* [Data for processing]:
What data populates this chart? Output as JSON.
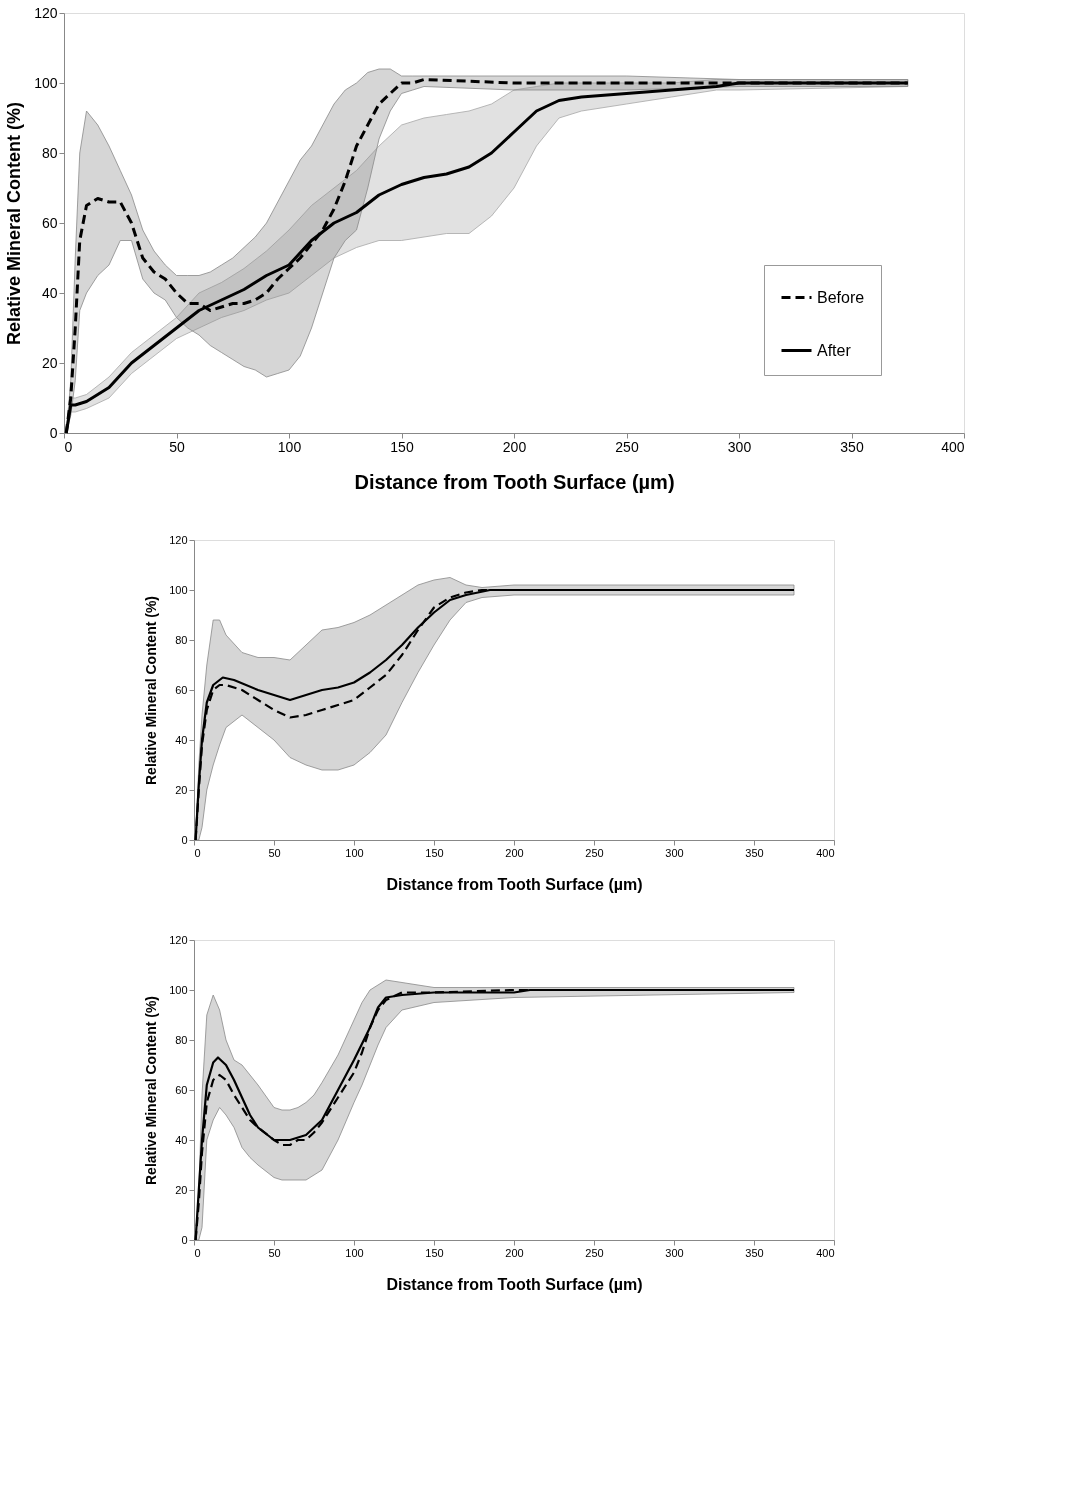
{
  "chart_data": [
    {
      "type": "line",
      "xlabel": "Distance from Tooth Surface (µm)",
      "ylabel": "Relative Mineral Content (%)",
      "xlim": [
        0,
        400
      ],
      "xticks": [
        0,
        50,
        100,
        150,
        200,
        250,
        300,
        350,
        400
      ],
      "ylim": [
        0,
        120
      ],
      "yticks": [
        0,
        20,
        40,
        60,
        80,
        100,
        120
      ],
      "grid": false,
      "legend": "right",
      "marker": "none",
      "series": [
        {
          "name": "Before",
          "color": "#000000",
          "line_style": "dashed",
          "x": [
            1,
            3,
            5,
            7,
            10,
            15,
            20,
            25,
            30,
            35,
            40,
            45,
            50,
            55,
            60,
            65,
            70,
            75,
            80,
            85,
            90,
            95,
            100,
            105,
            110,
            115,
            120,
            125,
            130,
            135,
            140,
            145,
            150,
            155,
            160,
            200,
            250,
            300,
            375
          ],
          "values": [
            0,
            10,
            30,
            55,
            65,
            67,
            66,
            66,
            60,
            50,
            46,
            44,
            40,
            37,
            37,
            35,
            36,
            37,
            37,
            38,
            40,
            44,
            47,
            50,
            54,
            58,
            64,
            72,
            82,
            88,
            94,
            97,
            100,
            100,
            101,
            100,
            100,
            100,
            100
          ],
          "lower": [
            0,
            5,
            15,
            35,
            40,
            45,
            48,
            55,
            55,
            44,
            40,
            38,
            33,
            30,
            28,
            25,
            23,
            21,
            19,
            18,
            16,
            17,
            18,
            22,
            30,
            40,
            50,
            55,
            58,
            70,
            84,
            92,
            97,
            98,
            99,
            98,
            98,
            99,
            99
          ],
          "upper": [
            0,
            15,
            50,
            80,
            92,
            88,
            82,
            75,
            68,
            58,
            52,
            48,
            45,
            45,
            45,
            46,
            48,
            50,
            53,
            56,
            60,
            66,
            72,
            78,
            82,
            88,
            94,
            98,
            100,
            103,
            104,
            104,
            102,
            102,
            102,
            102,
            102,
            101,
            101
          ]
        },
        {
          "name": "After",
          "color": "#000000",
          "line_style": "solid",
          "x": [
            1,
            3,
            5,
            10,
            20,
            30,
            40,
            50,
            60,
            70,
            80,
            90,
            100,
            110,
            120,
            130,
            140,
            150,
            160,
            170,
            180,
            190,
            200,
            210,
            220,
            230,
            250,
            270,
            290,
            300,
            375
          ],
          "values": [
            0,
            8,
            8,
            9,
            13,
            20,
            25,
            30,
            35,
            38,
            41,
            45,
            48,
            55,
            60,
            63,
            68,
            71,
            73,
            74,
            76,
            80,
            86,
            92,
            95,
            96,
            97,
            98,
            99,
            100,
            100
          ],
          "lower": [
            0,
            6,
            6,
            7,
            10,
            17,
            22,
            27,
            30,
            33,
            35,
            38,
            40,
            45,
            50,
            53,
            55,
            55,
            56,
            57,
            57,
            62,
            70,
            82,
            90,
            92,
            94,
            96,
            98,
            98,
            99
          ],
          "upper": [
            0,
            10,
            10,
            11,
            16,
            23,
            28,
            33,
            40,
            43,
            47,
            52,
            58,
            65,
            70,
            75,
            82,
            88,
            90,
            91,
            92,
            94,
            98,
            99,
            100,
            100,
            100,
            100,
            101,
            101,
            101
          ]
        }
      ]
    },
    {
      "type": "line",
      "xlabel": "Distance from Tooth Surface (µm)",
      "ylabel": "Relative Mineral Content (%)",
      "xlim": [
        0,
        400
      ],
      "xticks": [
        0,
        50,
        100,
        150,
        200,
        250,
        300,
        350,
        400
      ],
      "ylim": [
        0,
        120
      ],
      "yticks": [
        0,
        20,
        40,
        60,
        80,
        100,
        120
      ],
      "grid": false,
      "legend": "right",
      "marker": "none",
      "series": [
        {
          "name": "Before",
          "color": "#000000",
          "line_style": "dashed",
          "x": [
            1,
            3,
            5,
            8,
            12,
            16,
            20,
            30,
            40,
            50,
            60,
            70,
            80,
            90,
            100,
            110,
            120,
            130,
            140,
            150,
            160,
            170,
            180,
            200,
            375
          ],
          "values": [
            0,
            20,
            38,
            52,
            60,
            62,
            62,
            60,
            56,
            52,
            49,
            50,
            52,
            54,
            56,
            61,
            66,
            74,
            84,
            93,
            97,
            99,
            100,
            100,
            100
          ],
          "lower": [
            0,
            0,
            5,
            20,
            30,
            38,
            45,
            50,
            45,
            40,
            33,
            30,
            28,
            28,
            30,
            35,
            42,
            55,
            67,
            78,
            88,
            95,
            97,
            98,
            98
          ],
          "upper": [
            0,
            30,
            50,
            70,
            88,
            88,
            82,
            75,
            73,
            73,
            72,
            78,
            84,
            85,
            87,
            90,
            94,
            98,
            102,
            104,
            105,
            102,
            101,
            102,
            102
          ]
        },
        {
          "name": "After",
          "color": "#000000",
          "line_style": "solid",
          "x": [
            1,
            3,
            5,
            8,
            12,
            18,
            25,
            40,
            50,
            60,
            70,
            80,
            90,
            100,
            110,
            120,
            130,
            140,
            150,
            160,
            170,
            185,
            375
          ],
          "values": [
            0,
            22,
            40,
            55,
            62,
            65,
            64,
            60,
            58,
            56,
            58,
            60,
            61,
            63,
            67,
            72,
            78,
            85,
            91,
            96,
            98,
            100,
            100
          ]
        }
      ]
    },
    {
      "type": "line",
      "xlabel": "Distance from Tooth Surface (µm)",
      "ylabel": "Relative Mineral Content (%)",
      "xlim": [
        0,
        400
      ],
      "xticks": [
        0,
        50,
        100,
        150,
        200,
        250,
        300,
        350,
        400
      ],
      "ylim": [
        0,
        120
      ],
      "yticks": [
        0,
        20,
        40,
        60,
        80,
        100,
        120
      ],
      "grid": false,
      "legend": "right",
      "marker": "none",
      "series": [
        {
          "name": "Before",
          "color": "#000000",
          "line_style": "dashed",
          "x": [
            1,
            3,
            5,
            8,
            12,
            16,
            20,
            25,
            30,
            35,
            40,
            50,
            55,
            60,
            65,
            70,
            75,
            80,
            90,
            100,
            105,
            110,
            115,
            120,
            130,
            150,
            200,
            375
          ],
          "values": [
            0,
            15,
            35,
            55,
            64,
            66,
            64,
            58,
            53,
            48,
            45,
            40,
            38,
            38,
            40,
            40,
            43,
            47,
            57,
            67,
            75,
            85,
            92,
            96,
            99,
            99,
            100,
            100
          ],
          "lower": [
            0,
            0,
            5,
            40,
            48,
            53,
            50,
            45,
            37,
            33,
            30,
            25,
            24,
            24,
            24,
            24,
            26,
            28,
            40,
            55,
            62,
            70,
            78,
            85,
            92,
            95,
            97,
            99
          ],
          "upper": [
            0,
            20,
            58,
            90,
            98,
            92,
            80,
            72,
            70,
            66,
            62,
            53,
            52,
            52,
            53,
            55,
            58,
            63,
            74,
            88,
            95,
            100,
            102,
            104,
            103,
            101,
            101,
            101
          ]
        },
        {
          "name": "After",
          "color": "#000000",
          "line_style": "solid",
          "x": [
            1,
            3,
            5,
            8,
            12,
            15,
            20,
            25,
            30,
            35,
            40,
            50,
            60,
            70,
            80,
            90,
            100,
            110,
            115,
            120,
            130,
            150,
            200,
            210,
            375
          ],
          "values": [
            0,
            20,
            40,
            62,
            71,
            73,
            70,
            64,
            57,
            50,
            45,
            40,
            40,
            42,
            48,
            60,
            72,
            85,
            93,
            97,
            98,
            99,
            99,
            100,
            100
          ]
        }
      ]
    }
  ]
}
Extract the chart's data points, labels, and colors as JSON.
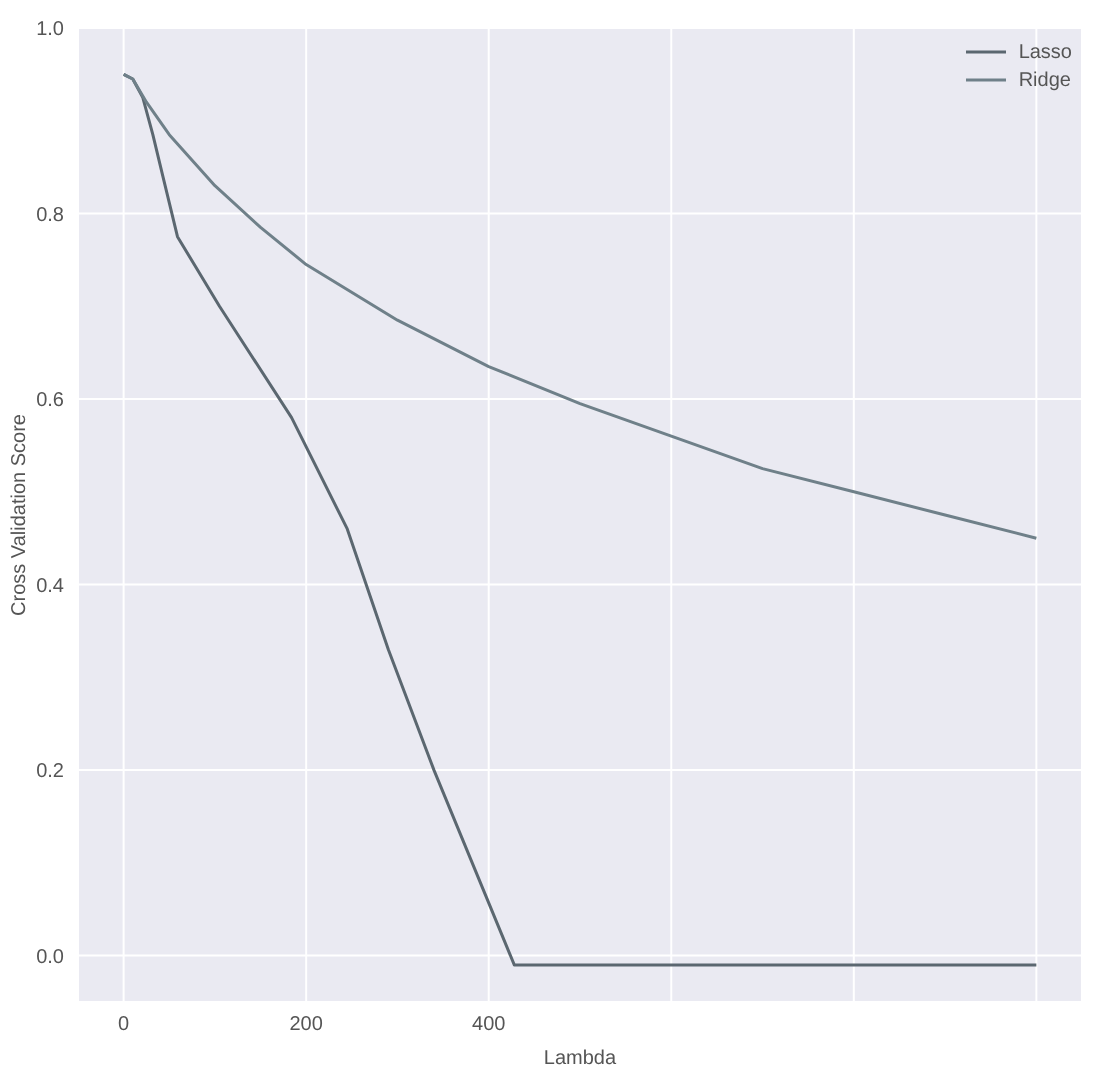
{
  "chart_data": {
    "type": "line",
    "xlabel": "Lambda",
    "ylabel": "Cross Validation Score",
    "series": [
      {
        "name": "Lasso",
        "color": "#5b6770",
        "x": [
          0,
          10,
          21,
          32,
          43,
          59,
          105,
          184,
          245,
          290,
          340,
          428,
          1000
        ],
        "values": [
          0.95,
          0.945,
          0.925,
          0.885,
          0.84,
          0.775,
          0.7,
          0.58,
          0.46,
          0.33,
          0.2,
          -0.01,
          -0.01
        ]
      },
      {
        "name": "Ridge",
        "color": "#6f8089",
        "x": [
          0,
          10,
          25,
          50,
          100,
          150,
          200,
          300,
          400,
          500,
          600,
          700,
          800,
          900,
          1000
        ],
        "values": [
          0.95,
          0.945,
          0.92,
          0.885,
          0.83,
          0.785,
          0.745,
          0.685,
          0.635,
          0.595,
          0.56,
          0.525,
          0.5,
          0.475,
          0.45
        ]
      }
    ],
    "xlim": [
      -50,
      1050
    ],
    "xticks": [
      0,
      200,
      400,
      {
        "value": 600,
        "label": null
      },
      {
        "value": 800,
        "label": null
      },
      {
        "value": 1000,
        "label": null
      }
    ],
    "ylim": [
      -0.05,
      1
    ],
    "yticks": [
      {
        "value": 0,
        "label": "0.0"
      },
      {
        "value": 0.2,
        "label": "0.2"
      },
      {
        "value": 0.4,
        "label": "0.4"
      },
      {
        "value": 0.6,
        "label": "0.6"
      },
      {
        "value": 0.8,
        "label": "0.8"
      },
      {
        "value": 1,
        "label": "1.0"
      }
    ],
    "grid": true,
    "legend": "top right",
    "marker": "none",
    "line_style": "solid"
  }
}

* [Given exercise]: Select every line in the records above that contains the word "JSON".

* [Result for this exercise]:
What data populates this chart? Output as JSON.
Extract the chart's data points, labels, and colors as JSON.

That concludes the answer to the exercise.